[Saved data entries]
◇ ◇ ◇

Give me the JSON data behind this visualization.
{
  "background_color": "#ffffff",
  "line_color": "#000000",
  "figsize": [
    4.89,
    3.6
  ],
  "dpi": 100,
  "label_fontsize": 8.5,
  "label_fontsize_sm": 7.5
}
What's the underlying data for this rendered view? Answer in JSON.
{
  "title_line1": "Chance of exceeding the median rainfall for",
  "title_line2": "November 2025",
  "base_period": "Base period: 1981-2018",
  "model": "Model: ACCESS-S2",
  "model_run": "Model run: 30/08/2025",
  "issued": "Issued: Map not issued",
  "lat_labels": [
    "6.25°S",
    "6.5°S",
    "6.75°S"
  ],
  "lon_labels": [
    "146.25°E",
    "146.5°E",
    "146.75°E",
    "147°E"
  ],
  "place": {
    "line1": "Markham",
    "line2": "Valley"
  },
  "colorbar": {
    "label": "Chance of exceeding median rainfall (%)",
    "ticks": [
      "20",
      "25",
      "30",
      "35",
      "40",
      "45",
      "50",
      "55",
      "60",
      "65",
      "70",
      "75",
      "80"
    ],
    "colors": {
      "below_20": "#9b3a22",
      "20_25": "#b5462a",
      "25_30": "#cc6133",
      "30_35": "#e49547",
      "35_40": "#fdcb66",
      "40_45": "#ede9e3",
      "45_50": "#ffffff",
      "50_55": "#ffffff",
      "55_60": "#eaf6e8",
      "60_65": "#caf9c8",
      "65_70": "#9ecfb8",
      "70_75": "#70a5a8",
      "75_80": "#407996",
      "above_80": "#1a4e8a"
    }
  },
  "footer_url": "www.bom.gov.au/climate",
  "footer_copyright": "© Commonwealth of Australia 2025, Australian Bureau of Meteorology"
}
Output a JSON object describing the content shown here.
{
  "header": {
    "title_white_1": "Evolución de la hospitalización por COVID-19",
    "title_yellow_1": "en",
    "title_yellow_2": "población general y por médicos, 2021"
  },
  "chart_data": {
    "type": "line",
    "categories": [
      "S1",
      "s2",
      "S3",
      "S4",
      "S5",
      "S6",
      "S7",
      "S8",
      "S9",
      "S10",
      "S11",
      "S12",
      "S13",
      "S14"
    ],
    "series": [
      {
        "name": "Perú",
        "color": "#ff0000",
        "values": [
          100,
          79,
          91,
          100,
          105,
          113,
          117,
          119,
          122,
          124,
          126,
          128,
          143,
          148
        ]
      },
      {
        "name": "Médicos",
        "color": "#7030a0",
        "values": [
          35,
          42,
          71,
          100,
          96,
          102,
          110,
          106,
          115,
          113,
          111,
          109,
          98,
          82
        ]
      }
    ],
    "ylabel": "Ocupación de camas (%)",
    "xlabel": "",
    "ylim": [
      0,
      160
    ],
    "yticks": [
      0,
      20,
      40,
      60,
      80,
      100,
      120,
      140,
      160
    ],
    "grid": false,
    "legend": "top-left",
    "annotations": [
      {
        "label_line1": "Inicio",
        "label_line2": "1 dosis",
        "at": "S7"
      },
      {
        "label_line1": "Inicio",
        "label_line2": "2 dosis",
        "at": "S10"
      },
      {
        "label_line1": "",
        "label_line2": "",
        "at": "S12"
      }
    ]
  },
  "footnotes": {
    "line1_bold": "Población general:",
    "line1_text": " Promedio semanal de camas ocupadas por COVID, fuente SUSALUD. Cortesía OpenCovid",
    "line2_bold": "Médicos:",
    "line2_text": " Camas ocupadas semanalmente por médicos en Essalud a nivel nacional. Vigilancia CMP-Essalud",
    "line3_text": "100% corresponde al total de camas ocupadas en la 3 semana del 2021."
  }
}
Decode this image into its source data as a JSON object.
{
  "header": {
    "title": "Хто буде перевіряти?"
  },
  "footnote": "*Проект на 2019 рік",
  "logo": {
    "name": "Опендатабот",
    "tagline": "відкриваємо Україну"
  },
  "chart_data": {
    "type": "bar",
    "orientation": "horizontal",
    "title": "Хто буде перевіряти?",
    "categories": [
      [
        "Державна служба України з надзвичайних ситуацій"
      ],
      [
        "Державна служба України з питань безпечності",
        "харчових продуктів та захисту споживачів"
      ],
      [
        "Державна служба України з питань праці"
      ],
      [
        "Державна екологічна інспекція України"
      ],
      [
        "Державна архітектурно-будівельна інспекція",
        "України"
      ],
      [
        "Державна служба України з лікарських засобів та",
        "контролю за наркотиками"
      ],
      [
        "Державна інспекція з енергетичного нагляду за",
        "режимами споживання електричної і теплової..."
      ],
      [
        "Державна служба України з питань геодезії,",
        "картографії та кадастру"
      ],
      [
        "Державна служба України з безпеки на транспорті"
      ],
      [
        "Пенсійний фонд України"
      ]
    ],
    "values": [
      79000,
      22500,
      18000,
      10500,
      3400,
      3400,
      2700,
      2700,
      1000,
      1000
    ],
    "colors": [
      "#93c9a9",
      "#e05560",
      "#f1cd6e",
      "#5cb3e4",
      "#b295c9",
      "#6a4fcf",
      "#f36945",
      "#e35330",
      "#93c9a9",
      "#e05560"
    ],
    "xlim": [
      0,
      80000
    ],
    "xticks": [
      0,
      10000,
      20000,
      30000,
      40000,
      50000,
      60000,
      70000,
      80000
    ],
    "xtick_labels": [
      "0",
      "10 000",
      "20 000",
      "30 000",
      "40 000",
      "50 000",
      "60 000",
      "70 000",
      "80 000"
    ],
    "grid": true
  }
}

◇ ◇ ◇

WRITTEN PROBLEM
List each line in the listing that contains the string "буде".

EXERCISE RESPONSE
    "title": "Хто буде перевіряти?"
    "title": "Хто буде перевіряти?",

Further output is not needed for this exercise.